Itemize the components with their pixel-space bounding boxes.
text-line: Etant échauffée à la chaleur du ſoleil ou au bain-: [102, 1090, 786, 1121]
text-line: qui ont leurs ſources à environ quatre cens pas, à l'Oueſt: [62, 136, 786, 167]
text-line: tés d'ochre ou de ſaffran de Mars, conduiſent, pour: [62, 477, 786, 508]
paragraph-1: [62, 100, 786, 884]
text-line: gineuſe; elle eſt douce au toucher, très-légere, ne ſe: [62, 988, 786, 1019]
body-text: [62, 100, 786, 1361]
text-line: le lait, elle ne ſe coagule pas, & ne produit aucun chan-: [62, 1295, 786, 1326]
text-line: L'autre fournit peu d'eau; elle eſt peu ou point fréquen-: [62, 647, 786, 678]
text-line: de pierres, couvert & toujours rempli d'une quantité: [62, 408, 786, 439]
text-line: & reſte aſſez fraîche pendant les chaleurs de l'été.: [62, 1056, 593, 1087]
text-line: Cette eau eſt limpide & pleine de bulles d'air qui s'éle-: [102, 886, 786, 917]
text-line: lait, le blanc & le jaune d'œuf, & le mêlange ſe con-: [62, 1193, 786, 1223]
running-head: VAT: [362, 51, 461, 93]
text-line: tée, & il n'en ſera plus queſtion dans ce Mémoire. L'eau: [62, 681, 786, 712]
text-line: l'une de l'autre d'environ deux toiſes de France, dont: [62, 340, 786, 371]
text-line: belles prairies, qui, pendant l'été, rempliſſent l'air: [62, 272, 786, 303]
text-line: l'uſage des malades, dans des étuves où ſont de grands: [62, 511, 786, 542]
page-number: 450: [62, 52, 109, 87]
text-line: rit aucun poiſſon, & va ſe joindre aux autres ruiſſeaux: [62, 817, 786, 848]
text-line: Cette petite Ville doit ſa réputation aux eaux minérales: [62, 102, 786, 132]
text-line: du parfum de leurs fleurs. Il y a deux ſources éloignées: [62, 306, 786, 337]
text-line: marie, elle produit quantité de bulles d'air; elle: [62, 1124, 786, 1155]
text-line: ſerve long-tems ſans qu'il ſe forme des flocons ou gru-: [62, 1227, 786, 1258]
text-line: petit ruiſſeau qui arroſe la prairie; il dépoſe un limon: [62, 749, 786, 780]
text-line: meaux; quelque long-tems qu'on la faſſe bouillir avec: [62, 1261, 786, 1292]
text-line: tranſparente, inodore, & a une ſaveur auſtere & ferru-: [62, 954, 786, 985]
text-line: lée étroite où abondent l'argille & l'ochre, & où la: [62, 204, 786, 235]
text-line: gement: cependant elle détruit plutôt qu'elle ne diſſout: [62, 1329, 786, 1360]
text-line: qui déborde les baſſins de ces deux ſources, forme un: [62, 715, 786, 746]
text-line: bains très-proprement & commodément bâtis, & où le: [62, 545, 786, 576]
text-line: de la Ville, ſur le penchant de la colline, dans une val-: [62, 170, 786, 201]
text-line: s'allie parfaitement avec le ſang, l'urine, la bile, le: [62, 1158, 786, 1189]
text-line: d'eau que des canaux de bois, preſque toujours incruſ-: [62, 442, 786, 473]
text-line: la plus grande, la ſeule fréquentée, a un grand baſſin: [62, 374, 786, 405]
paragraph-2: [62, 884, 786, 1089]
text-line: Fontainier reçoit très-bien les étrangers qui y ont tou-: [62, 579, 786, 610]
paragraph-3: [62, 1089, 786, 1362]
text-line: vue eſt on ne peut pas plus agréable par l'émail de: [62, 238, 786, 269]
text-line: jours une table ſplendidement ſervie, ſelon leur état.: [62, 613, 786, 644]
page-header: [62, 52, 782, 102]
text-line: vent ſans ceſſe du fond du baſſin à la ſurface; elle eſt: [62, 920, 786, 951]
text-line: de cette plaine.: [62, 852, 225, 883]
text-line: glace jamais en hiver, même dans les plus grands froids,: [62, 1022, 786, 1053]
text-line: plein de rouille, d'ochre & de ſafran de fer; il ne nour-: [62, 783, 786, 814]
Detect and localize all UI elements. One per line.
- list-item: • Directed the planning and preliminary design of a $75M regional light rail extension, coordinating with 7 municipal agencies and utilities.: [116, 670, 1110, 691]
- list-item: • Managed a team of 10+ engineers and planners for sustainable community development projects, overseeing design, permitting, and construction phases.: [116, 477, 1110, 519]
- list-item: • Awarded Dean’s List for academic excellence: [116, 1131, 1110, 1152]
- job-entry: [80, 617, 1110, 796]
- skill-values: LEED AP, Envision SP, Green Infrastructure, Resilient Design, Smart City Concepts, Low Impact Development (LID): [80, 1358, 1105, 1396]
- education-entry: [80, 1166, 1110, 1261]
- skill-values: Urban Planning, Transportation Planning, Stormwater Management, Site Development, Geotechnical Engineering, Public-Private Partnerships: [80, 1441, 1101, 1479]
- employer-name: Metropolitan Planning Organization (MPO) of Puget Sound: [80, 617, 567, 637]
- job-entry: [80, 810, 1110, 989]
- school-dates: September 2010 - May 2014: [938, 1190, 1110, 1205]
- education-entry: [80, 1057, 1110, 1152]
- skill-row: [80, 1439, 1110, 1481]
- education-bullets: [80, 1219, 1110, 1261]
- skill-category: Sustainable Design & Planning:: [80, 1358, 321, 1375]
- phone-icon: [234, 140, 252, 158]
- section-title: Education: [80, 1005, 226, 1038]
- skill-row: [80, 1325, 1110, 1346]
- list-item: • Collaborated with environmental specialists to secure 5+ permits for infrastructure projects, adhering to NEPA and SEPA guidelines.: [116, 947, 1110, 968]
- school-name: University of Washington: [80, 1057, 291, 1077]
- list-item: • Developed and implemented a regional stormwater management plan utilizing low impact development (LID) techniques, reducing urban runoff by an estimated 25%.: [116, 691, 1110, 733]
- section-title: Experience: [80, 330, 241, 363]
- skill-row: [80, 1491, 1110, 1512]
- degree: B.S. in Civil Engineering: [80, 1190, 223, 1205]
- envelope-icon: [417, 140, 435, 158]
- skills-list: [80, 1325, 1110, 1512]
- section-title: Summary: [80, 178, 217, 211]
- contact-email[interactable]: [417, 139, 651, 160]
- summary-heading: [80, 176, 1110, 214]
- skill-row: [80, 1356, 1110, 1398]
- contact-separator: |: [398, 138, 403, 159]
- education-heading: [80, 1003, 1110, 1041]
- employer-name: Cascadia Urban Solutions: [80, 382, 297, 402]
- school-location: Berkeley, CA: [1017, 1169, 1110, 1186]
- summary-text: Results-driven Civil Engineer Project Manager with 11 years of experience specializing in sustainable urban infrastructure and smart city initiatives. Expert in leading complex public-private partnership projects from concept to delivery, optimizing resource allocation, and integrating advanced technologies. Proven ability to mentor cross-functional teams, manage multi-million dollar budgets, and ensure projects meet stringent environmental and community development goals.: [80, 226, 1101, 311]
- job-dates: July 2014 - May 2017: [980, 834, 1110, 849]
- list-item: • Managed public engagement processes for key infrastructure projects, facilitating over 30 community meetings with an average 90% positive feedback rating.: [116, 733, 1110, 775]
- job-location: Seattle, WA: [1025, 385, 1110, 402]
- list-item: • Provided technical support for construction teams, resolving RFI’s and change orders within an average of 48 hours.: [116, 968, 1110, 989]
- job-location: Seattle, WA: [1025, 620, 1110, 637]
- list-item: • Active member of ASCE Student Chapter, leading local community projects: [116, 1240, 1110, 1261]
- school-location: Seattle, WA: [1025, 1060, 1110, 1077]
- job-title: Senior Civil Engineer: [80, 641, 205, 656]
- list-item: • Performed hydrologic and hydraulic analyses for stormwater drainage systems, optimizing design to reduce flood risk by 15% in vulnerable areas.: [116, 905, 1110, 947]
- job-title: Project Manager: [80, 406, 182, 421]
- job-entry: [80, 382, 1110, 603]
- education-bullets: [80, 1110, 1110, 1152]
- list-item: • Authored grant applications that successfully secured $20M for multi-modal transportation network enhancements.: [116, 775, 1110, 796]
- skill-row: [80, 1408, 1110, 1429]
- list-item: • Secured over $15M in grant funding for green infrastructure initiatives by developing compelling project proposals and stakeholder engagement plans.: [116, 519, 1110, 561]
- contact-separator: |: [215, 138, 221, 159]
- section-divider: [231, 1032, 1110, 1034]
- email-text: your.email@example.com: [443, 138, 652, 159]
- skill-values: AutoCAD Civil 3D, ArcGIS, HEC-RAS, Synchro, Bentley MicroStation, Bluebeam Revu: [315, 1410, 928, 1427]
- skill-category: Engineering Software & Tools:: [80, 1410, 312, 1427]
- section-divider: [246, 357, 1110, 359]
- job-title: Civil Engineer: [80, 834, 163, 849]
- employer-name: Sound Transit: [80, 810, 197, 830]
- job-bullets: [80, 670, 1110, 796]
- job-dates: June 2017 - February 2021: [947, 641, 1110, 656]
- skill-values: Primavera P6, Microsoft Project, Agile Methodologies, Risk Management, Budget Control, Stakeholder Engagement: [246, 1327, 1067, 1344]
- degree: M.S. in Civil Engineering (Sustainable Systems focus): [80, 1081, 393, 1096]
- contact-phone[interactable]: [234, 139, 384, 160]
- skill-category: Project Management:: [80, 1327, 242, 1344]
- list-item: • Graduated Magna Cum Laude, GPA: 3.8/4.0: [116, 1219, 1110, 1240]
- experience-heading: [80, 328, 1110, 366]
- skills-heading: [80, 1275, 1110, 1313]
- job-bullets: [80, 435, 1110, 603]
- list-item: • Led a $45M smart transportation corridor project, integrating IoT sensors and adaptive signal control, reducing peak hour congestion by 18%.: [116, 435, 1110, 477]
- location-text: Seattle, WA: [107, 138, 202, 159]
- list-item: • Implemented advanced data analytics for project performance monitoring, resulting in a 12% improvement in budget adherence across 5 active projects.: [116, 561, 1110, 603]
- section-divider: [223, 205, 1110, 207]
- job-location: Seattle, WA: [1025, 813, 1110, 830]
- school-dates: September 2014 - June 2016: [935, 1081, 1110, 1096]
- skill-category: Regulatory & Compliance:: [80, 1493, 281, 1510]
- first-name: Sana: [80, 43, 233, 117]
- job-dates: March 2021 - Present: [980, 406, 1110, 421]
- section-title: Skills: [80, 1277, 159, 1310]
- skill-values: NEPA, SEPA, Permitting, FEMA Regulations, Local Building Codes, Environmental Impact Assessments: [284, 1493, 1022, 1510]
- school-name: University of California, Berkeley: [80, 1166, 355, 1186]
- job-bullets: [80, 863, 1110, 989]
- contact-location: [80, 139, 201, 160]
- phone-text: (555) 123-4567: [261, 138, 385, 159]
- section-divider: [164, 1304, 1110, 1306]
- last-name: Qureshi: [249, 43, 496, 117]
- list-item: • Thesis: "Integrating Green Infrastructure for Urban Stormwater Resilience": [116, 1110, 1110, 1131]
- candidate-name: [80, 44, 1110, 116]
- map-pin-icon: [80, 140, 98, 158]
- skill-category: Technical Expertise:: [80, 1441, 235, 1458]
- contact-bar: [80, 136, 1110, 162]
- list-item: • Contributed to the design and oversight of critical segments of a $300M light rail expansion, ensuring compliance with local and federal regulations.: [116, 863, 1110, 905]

- [OBJECTIVE] Copy out the lines of the data above, from the very first line through the line containing "text-line: tés d'ochre", both included, without altering anything.

- [OUTPUT FOR THIS TASK]
Itemize the components with their pixel-space bounding boxes.
text-line: Etant échauffée à la chaleur du ſoleil ou au bain-: [102, 1090, 786, 1121]
text-line: qui ont leurs ſources à environ quatre cens pas, à l'Oueſt: [62, 136, 786, 167]
text-line: tés d'ochre ou de ſaffran de Mars, conduiſent, pour: [62, 477, 786, 508]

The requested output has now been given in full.